### Instructions for the task
Only the number is wanted: how many lines of these entries contain the word "Spain"?

### Data shown
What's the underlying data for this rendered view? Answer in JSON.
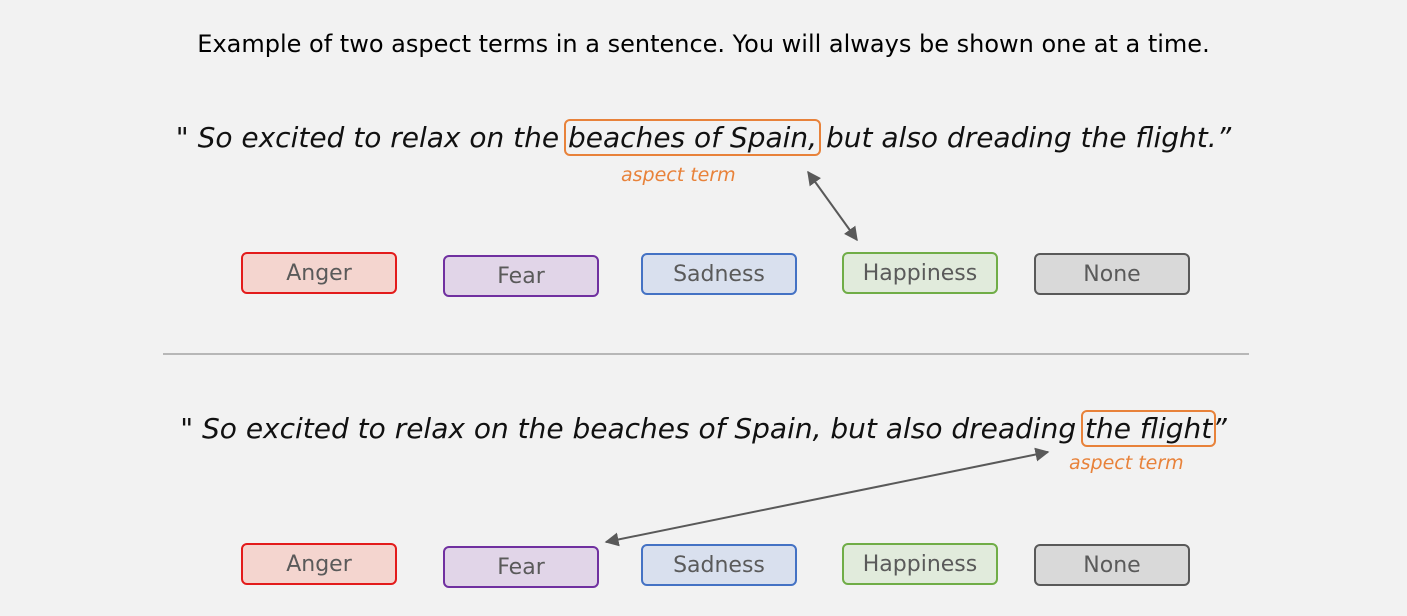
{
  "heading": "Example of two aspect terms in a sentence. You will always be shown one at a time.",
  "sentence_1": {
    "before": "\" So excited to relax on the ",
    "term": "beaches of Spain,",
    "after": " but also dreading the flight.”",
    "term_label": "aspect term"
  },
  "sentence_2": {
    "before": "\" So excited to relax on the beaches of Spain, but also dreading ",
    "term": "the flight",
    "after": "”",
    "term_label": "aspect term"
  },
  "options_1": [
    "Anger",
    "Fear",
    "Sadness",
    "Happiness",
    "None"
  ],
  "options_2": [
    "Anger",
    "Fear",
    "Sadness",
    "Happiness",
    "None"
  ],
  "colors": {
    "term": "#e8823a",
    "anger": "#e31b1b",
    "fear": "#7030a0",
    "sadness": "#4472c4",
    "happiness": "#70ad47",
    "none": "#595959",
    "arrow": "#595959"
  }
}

### Output for this exercise
2